■ YOUR TASK ■
Gather all lines in the records below that include the word "sich".

# Start of ENTRIES SHOWN

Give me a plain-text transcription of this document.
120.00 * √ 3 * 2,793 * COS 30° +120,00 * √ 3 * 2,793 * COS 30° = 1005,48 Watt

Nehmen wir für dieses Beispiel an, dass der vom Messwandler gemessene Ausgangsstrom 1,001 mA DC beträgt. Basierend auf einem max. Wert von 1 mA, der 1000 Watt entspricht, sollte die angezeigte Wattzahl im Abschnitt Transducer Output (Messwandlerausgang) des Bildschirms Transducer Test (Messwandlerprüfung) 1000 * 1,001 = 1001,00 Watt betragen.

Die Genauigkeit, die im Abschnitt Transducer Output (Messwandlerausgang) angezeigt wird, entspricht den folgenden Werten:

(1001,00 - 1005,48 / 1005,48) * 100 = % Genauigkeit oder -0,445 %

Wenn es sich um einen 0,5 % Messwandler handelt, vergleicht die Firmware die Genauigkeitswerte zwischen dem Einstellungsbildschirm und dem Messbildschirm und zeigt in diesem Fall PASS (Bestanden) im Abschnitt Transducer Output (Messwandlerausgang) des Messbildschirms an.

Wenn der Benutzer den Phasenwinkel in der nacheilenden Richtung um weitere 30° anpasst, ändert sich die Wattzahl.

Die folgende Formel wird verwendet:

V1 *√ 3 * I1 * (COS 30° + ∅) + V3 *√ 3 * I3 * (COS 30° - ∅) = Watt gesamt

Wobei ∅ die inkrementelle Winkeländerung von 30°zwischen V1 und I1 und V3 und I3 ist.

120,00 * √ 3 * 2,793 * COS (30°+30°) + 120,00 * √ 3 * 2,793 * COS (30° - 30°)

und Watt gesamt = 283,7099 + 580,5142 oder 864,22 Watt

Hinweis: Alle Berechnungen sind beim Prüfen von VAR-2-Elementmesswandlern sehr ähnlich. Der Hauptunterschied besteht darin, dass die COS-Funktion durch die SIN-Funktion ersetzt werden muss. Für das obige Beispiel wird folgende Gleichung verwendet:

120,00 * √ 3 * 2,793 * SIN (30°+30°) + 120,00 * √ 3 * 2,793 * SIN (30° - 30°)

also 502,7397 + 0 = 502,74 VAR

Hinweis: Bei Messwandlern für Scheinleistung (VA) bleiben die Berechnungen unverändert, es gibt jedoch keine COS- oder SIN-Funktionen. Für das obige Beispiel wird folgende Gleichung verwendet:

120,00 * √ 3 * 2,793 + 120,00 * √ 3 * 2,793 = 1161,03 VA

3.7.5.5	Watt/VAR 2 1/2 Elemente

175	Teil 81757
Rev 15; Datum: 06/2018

# End of ENTRIES SHOWN

■ TASK SOLUTION ■
Wenn es sich um einen 0,5 % Messwandler handelt, vergleicht die Firmware die Genauigkeitswerte zwischen dem Einstellungsbildschirm und dem Messbildschirm und zeigt in diesem Fall PASS (Bestanden) im Abschnitt Transducer Output (Messwandlerausgang) des Messbildschirms an.
Wenn der Benutzer den Phasenwinkel in der nacheilenden Richtung um weitere 30° anpasst, ändert sich die Wattzahl.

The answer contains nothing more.